GOAL
Decide whether each statement below agrees with the passage on Origen and Platonism. For each one, answer yes or no and quote the words of the passage that settle it: (a) Origen holds that the stars are gods; (b) Origen teaches that creation comes out of absolute rather than relative non-being; (c) Origen applies Plato's doctrine of a cosmos that will never in fact be destroyed to the sensible world.

EXTRACT PROVIDED
==========
Nevertheless, there are certain points where Origen has substantial disagreements. He rejects the doctrine of the Timaeus that the Creator God made souls but delegated the making of bodies to inferior powers.47 He will not admit that the cosmos is divine or that the stars are gods (though he believes the stars probably have souls).48 He unambiguously teaches creation ex nihilo: creation is not out of relative but out of absolute non-being. 'I cannot understand how so many eminent men have imagined matter to be uncreated.'49 Origen also rejects the view that matterial world will never come to an end. Plato's doctrine that, although the cosmos is created and so in principle corruptible, yet by God's will it will never in fact be destroyed, holds good in Origen's view not of the sensible world, but of the higher world, the heavenly realm of discarnate spirits, saints and angels, which should not be called the realm of ideas lest anyone suppose that it exists only in our minds as a metaphysical hypothesis.50 All this marks a considerable modification of the Platonic scheme. Nevertheless, Origen was convinced that much of Platonism is true.
==========
RAW DATA
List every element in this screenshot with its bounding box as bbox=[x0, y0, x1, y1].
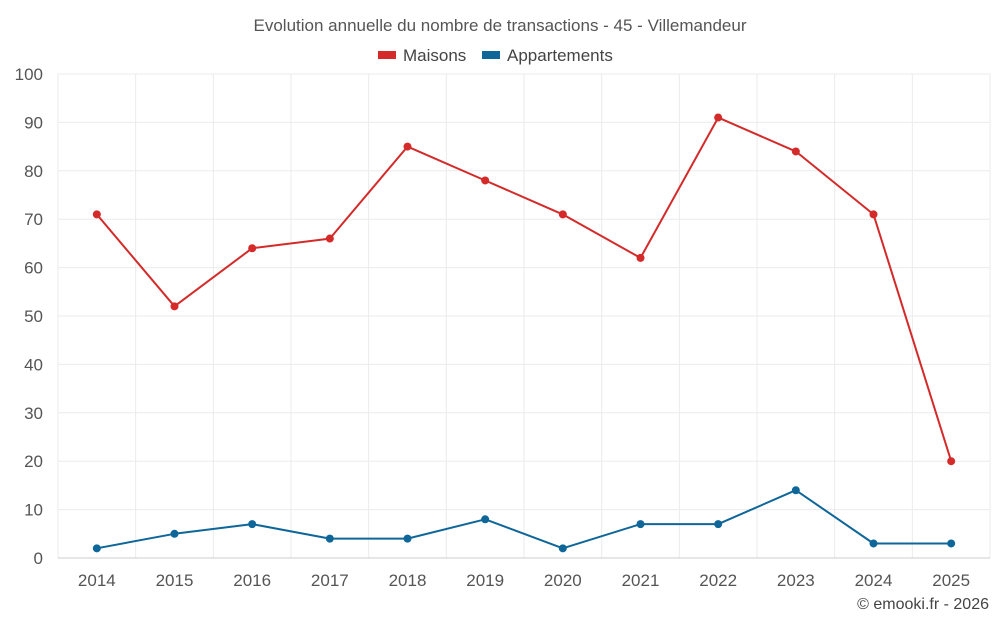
==========
SOLUTION
(a) No: "He will not admit that the cosmos is divine or that the stars are gods"
(b) Yes: "creation is not out of relative but out of absolute non-being"
(c) No: "holds good in Origen's view not of the sensible world, but of the higher world"